In the records below, tally every line containing "into". Report only the total.

━━━━━━━━━━━━━━━━━━━━━━━━━━━━━━

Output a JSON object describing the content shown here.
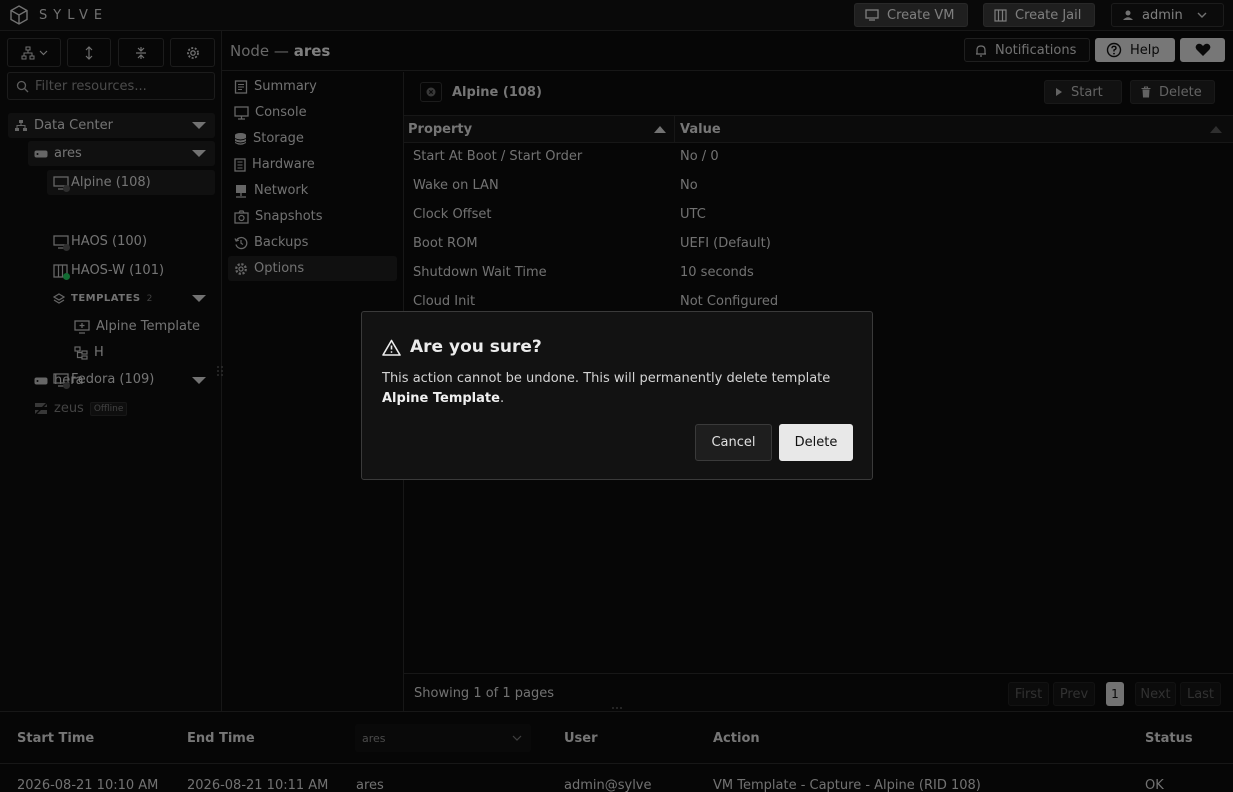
{
  "app": {
    "brand": "SYLVE"
  },
  "topbar": {
    "create_vm": "Create VM",
    "create_jail": "Create Jail",
    "user": "admin"
  },
  "sidebar": {
    "filter_placeholder": "Filter resources...",
    "datacenter": "Data Center",
    "nodes": [
      {
        "label": "ares"
      },
      {
        "label": "hera"
      },
      {
        "label": "zeus",
        "badge": "Offline"
      }
    ],
    "vms": {
      "alpine": "Alpine (108)",
      "haos": "HAOS (100)",
      "haosw": "HAOS-W (101)",
      "fedora": "Fedora (109)"
    },
    "templates": {
      "label": "TEMPLATES",
      "count": "2",
      "items": [
        "Alpine Template",
        "H"
      ]
    }
  },
  "header": {
    "prefix": "Node —",
    "node": "ares",
    "notifications": "Notifications",
    "help": "Help"
  },
  "vm_nav": {
    "items": [
      "Summary",
      "Console",
      "Storage",
      "Hardware",
      "Network",
      "Snapshots",
      "Backups",
      "Options"
    ],
    "active": "Options"
  },
  "content": {
    "vm_name": "Alpine (108)",
    "start": "Start",
    "delete": "Delete",
    "columns": [
      "Property",
      "Value"
    ],
    "rows": [
      {
        "property": "Start At Boot / Start Order",
        "value": "No / 0"
      },
      {
        "property": "Wake on LAN",
        "value": "No"
      },
      {
        "property": "Clock Offset",
        "value": "UTC"
      },
      {
        "property": "Boot ROM",
        "value": "UEFI (Default)"
      },
      {
        "property": "Shutdown Wait Time",
        "value": "10 seconds"
      },
      {
        "property": "Cloud Init",
        "value": "Not Configured"
      }
    ],
    "footer": "Showing 1 of 1 pages",
    "pager": {
      "first": "First",
      "prev": "Prev",
      "page": "1",
      "next": "Next",
      "last": "Last"
    }
  },
  "task_log": {
    "columns": [
      "Start Time",
      "End Time",
      "User",
      "Action",
      "Status"
    ],
    "node_filter": "ares",
    "rows": [
      {
        "start": "2026-08-21 10:10 AM",
        "end": "2026-08-21 10:11 AM",
        "node": "ares",
        "user": "admin@sylve",
        "action": "VM Template - Capture - Alpine (RID 108)",
        "status": "OK"
      }
    ]
  },
  "dialog": {
    "title": "Are you sure?",
    "message_prefix": "This action cannot be undone. This will permanently delete template",
    "target": "Alpine Template",
    "cancel": "Cancel",
    "confirm": "Delete"
  },
  "colors": {
    "online": "#22c55e",
    "offline": "#555555",
    "accent": "#e8e8e8"
  }
}
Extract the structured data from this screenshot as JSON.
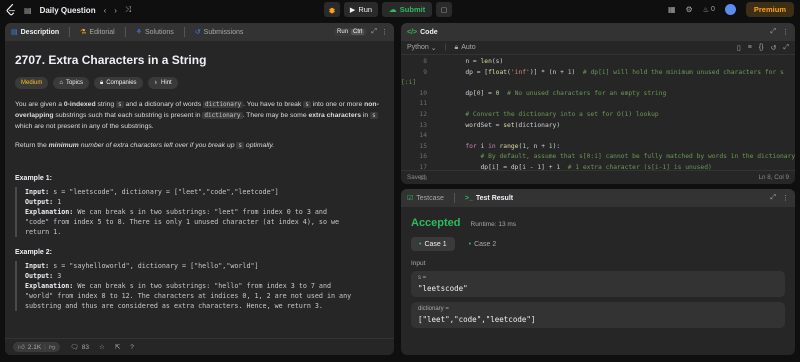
{
  "topbar": {
    "title": "Daily Question",
    "run_label": "Run",
    "submit_label": "Submit",
    "streak_count": "0",
    "premium_label": "Premium",
    "colors": {
      "brand": "#ffa116",
      "submit": "#2cbb5d"
    }
  },
  "description": {
    "tabs": [
      {
        "label": "Description"
      },
      {
        "label": "Editorial"
      },
      {
        "label": "Solutions"
      },
      {
        "label": "Submissions"
      }
    ],
    "run_hint": "Run",
    "run_hint_key": "Ctrl",
    "title": "2707. Extra Characters in a String",
    "difficulty": "Medium",
    "chips": [
      "Topics",
      "Companies",
      "Hint"
    ],
    "para1": {
      "t1": "You are given a ",
      "b1": "0-indexed",
      "t2": " string ",
      "c1": "s",
      "t3": " and a dictionary of words ",
      "c2": "dictionary",
      "t4": ". You have to break ",
      "c3": "s",
      "t5": " into one or more ",
      "b2": "non-overlapping",
      "t6": " substrings such that each substring is present in ",
      "c4": "dictionary",
      "t7": ". There may be some ",
      "b3": "extra characters",
      "t8": " in ",
      "c5": "s",
      "t9": " which are not present in any of the substrings."
    },
    "para2": {
      "t1": "Return the ",
      "b1": "minimum",
      "t2": " number of extra characters left over if you break up ",
      "c1": "s",
      "t3": " optimally."
    },
    "example1": {
      "title": "Example 1:",
      "input_key": "Input:",
      "input_val": " s = \"leetscode\", dictionary = [\"leet\",\"code\",\"leetcode\"]",
      "output_key": "Output:",
      "output_val": " 1",
      "expl_key": "Explanation:",
      "expl_lines": [
        " We can break s in two substrings: \"leet\" from index 0 to 3 and",
        "\"code\" from index 5 to 8. There is only 1 unused character (at index 4), so we",
        "return 1."
      ]
    },
    "example2": {
      "title": "Example 2:",
      "input_key": "Input:",
      "input_val": " s = \"sayhelloworld\", dictionary = [\"hello\",\"world\"]",
      "output_key": "Output:",
      "output_val": " 3",
      "expl_key": "Explanation:",
      "expl_lines": [
        " We can break s in two substrings: \"hello\" from index 3 to 7 and",
        "\"world\" from index 8 to 12. The characters at indices 0, 1, 2 are not used in any",
        "substring and thus are considered as extra characters. Hence, we return 3."
      ]
    },
    "footer": {
      "likes": "2.1K",
      "comments": "83"
    }
  },
  "code": {
    "title": "Code",
    "language": "Python",
    "auto_label": "Auto",
    "status": "Saved",
    "cursor": "Ln 8, Col 9",
    "lines": [
      {
        "n": "8",
        "text": "        n = len(s)"
      },
      {
        "n": "9",
        "text": "        dp = [float('inf')] * (n + 1)  # dp[i] will hold the minimum unused characters for s"
      },
      {
        "n": "",
        "text": "[:i]"
      },
      {
        "n": "10",
        "text": "        dp[0] = 0  # No unused characters for an empty string"
      },
      {
        "n": "11",
        "text": ""
      },
      {
        "n": "12",
        "text": "        # Convert the dictionary into a set for O(1) lookup"
      },
      {
        "n": "13",
        "text": "        wordSet = set(dictionary)"
      },
      {
        "n": "14",
        "text": ""
      },
      {
        "n": "15",
        "text": "        for i in range(1, n + 1):"
      },
      {
        "n": "16",
        "text": "            # By default, assume that s[0:i] cannot be fully matched by words in the dictionary"
      },
      {
        "n": "17",
        "text": "            dp[i] = dp[i - 1] + 1  # 1 extra character (s[i-1] is unused)"
      },
      {
        "n": "18",
        "text": ""
      }
    ]
  },
  "result": {
    "tabs": [
      {
        "label": "Testcase"
      },
      {
        "label": "Test Result"
      }
    ],
    "verdict": "Accepted",
    "runtime": "Runtime: 13 ms",
    "cases": [
      {
        "label": "Case 1"
      },
      {
        "label": "Case 2"
      }
    ],
    "input_label": "Input",
    "params": [
      {
        "name": "s =",
        "value": "\"leetscode\""
      },
      {
        "name": "dictionary =",
        "value": "[\"leet\",\"code\",\"leetcode\"]"
      }
    ]
  }
}
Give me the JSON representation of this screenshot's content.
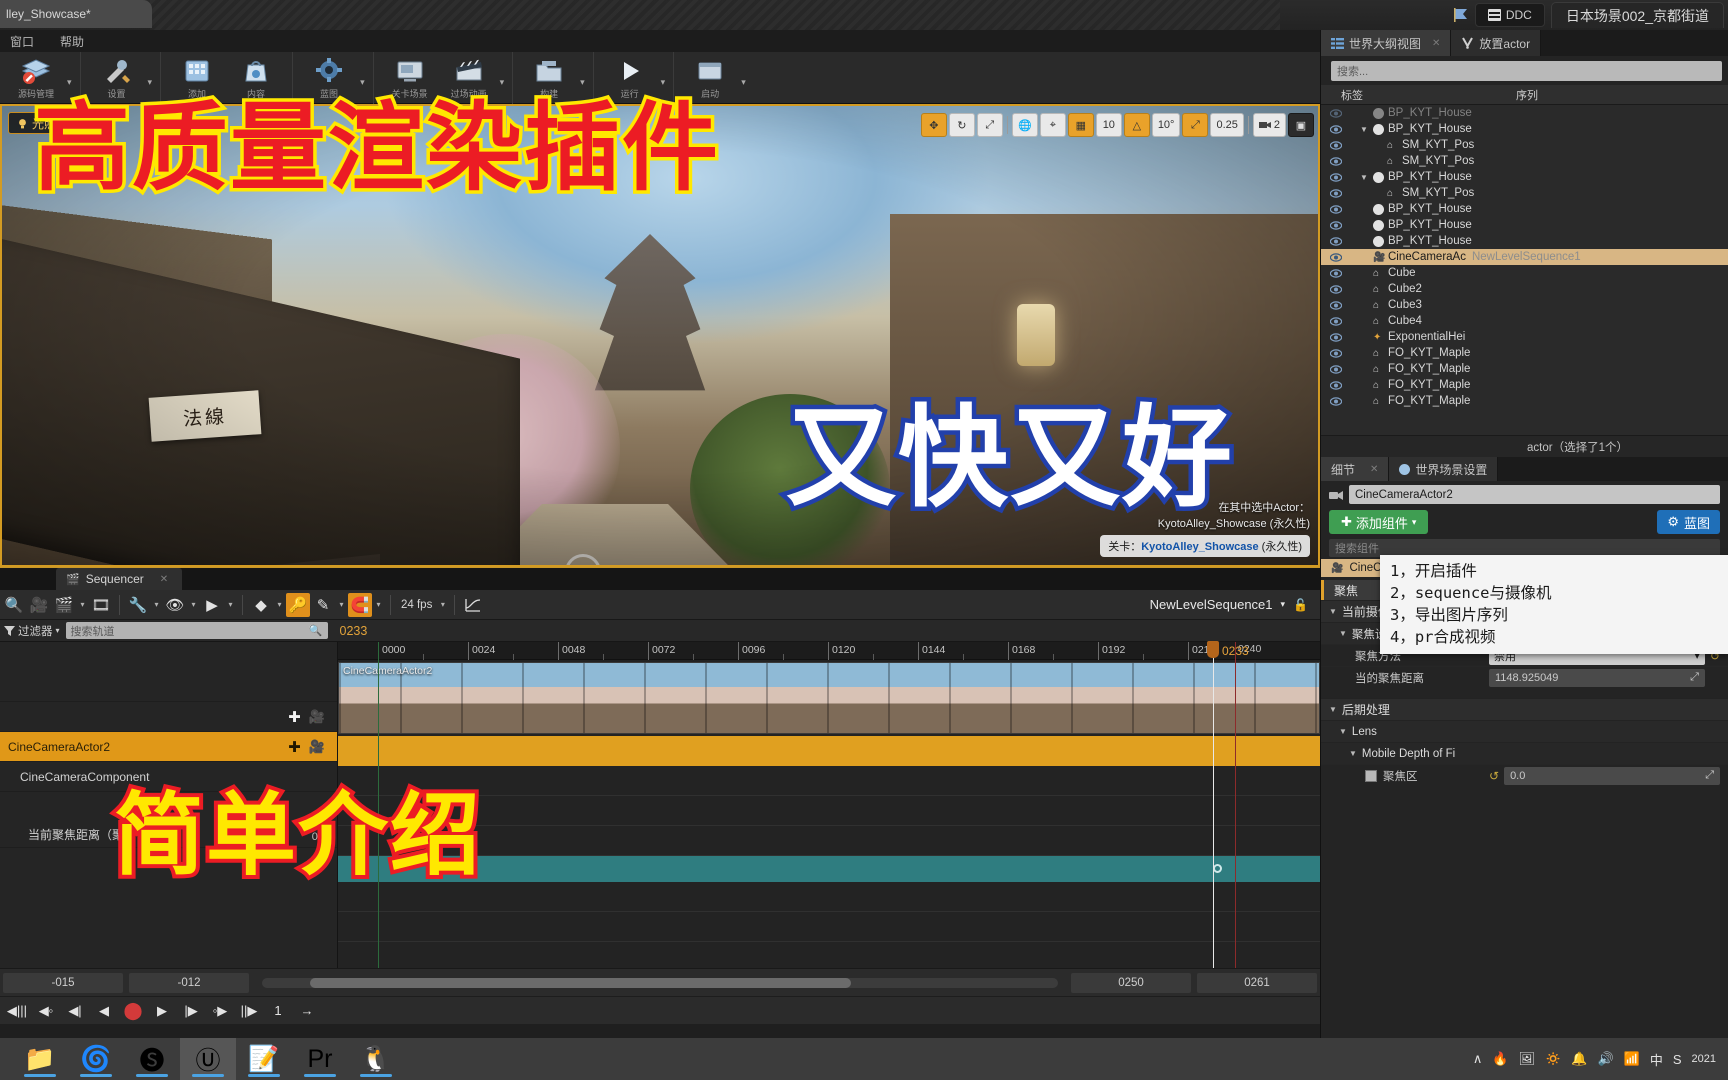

━━━━━━━━━━━━━━━━━━━━━━━━━━━━━━

_TASK ANSWER_.
2